== PROVIDED PASSAGE ==

Our wonderful armed forces reflect our society and we go into a combat situation with basic American values. Our fighting men and women believe they are “the good guys” who are wearing the “white hats”. Trained in the law of war, confident in their chain of command, and the justness of their mission, they believe that they will prevail militarily and politically. It’s much easier to fight from that moral high ground. It breeds confidence, enhances morale, and sustains a fighting spirit that allows us to be successful on the battlefield. We have been doing this for two hundred years. Not any more. Right now we have Americans at all levels, from the paratrooper in Iraq, to the shopkeeper in Omaha, Nebraska questioning our moral right to be in Iraq. Allegations of war crimes and torture undermine basic American values and confidence in our cause to fight the war on terror.

In the end, we will not win this war in Iraq or the decades-long fight against mankind’s enemy, international terrorism, without holding fast to what made this country great and admired around the world as the bright and shining castle on the hill, and that is rule of law. As the world spun out of control in the Balkans, East and West Africa, South and Central America, the Middle and Far East, it always could be expected that the United States would be there as a beacon of hope related to peace and security under the rule of law. The world no longer believes this and without this example by the United States, the future appears uncertain.

===

According to the passage on American values and the rule of law, what does fighting from the moral high ground do? List each effect the passage names. The records were taken from a separate source.

== INFORMATION ==

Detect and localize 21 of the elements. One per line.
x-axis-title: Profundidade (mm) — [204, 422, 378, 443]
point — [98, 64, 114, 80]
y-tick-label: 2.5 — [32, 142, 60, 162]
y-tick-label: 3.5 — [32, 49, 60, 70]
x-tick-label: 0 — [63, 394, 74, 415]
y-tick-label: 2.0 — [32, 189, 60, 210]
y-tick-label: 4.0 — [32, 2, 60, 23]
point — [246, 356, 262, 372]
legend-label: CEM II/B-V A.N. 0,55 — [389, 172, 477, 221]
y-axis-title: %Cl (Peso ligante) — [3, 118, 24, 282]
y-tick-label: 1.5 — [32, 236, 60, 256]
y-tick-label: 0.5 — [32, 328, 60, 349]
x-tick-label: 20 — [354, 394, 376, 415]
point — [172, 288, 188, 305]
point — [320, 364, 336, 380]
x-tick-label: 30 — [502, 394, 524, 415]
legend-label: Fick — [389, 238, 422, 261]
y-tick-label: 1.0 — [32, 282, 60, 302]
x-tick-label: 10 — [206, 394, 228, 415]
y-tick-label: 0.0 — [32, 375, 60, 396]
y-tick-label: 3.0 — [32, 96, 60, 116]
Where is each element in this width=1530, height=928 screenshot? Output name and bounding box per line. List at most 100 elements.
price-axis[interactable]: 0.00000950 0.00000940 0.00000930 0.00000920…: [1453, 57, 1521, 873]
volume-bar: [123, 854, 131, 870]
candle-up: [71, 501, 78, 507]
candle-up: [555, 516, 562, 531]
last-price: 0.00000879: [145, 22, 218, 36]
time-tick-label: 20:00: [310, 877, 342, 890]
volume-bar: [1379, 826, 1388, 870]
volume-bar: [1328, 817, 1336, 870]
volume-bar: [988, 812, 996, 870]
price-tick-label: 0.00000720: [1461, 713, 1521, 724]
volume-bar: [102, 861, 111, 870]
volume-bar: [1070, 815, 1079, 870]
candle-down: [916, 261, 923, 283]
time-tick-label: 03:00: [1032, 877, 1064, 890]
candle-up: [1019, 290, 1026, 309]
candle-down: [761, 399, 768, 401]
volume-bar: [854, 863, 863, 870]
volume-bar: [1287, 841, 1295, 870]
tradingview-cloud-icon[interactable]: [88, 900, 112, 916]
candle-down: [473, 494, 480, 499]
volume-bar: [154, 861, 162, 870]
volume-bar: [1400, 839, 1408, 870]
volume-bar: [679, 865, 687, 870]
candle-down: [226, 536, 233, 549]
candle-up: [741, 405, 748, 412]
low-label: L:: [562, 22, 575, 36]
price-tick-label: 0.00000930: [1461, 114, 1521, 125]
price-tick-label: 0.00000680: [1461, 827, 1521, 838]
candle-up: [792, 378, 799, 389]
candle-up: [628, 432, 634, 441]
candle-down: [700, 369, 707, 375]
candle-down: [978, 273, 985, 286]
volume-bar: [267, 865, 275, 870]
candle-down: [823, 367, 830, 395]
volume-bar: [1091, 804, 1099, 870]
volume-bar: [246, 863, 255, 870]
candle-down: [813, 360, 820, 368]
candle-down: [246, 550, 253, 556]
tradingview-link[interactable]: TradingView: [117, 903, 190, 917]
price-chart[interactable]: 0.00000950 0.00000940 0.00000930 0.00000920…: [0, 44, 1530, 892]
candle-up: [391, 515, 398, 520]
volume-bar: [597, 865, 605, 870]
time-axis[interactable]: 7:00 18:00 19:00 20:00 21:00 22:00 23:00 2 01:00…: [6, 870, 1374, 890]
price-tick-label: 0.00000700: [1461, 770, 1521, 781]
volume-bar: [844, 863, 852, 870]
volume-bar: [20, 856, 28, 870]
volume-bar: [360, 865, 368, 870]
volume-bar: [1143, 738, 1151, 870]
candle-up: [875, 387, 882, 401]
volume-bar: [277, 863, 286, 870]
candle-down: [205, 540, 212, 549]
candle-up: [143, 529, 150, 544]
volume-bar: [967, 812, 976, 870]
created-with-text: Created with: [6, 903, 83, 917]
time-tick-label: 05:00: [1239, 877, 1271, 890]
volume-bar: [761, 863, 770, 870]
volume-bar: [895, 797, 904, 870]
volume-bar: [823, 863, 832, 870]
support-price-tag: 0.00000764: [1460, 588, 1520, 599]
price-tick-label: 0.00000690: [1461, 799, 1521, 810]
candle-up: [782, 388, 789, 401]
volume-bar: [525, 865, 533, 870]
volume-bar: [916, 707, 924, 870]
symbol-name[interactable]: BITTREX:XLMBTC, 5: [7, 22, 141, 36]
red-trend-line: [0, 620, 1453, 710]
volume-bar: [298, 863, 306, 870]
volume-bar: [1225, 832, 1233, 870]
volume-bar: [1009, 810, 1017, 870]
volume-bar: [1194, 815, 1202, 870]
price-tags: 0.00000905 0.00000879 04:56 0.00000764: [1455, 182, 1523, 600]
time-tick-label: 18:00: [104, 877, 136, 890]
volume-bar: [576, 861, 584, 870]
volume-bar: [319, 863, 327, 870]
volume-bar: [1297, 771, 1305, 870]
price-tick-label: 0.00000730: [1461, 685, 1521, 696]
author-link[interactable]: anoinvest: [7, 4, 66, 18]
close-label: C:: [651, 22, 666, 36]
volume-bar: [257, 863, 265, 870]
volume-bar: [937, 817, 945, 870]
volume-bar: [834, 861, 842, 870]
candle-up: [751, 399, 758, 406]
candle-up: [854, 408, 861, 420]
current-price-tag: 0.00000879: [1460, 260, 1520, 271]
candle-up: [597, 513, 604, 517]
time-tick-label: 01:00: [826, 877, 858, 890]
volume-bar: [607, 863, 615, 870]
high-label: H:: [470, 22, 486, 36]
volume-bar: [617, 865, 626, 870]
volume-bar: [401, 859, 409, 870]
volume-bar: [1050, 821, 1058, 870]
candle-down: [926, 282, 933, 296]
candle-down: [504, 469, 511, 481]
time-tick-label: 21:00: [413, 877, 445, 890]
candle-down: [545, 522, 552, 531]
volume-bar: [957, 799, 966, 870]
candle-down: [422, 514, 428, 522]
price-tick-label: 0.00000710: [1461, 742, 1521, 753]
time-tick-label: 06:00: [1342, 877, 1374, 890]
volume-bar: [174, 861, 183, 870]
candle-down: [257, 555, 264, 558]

===

▸ SOLUTION BELOW
- It breeds confidence.
- It enhances morale.
- It sustains a fighting spirit that allows us to be successful on the battlefield.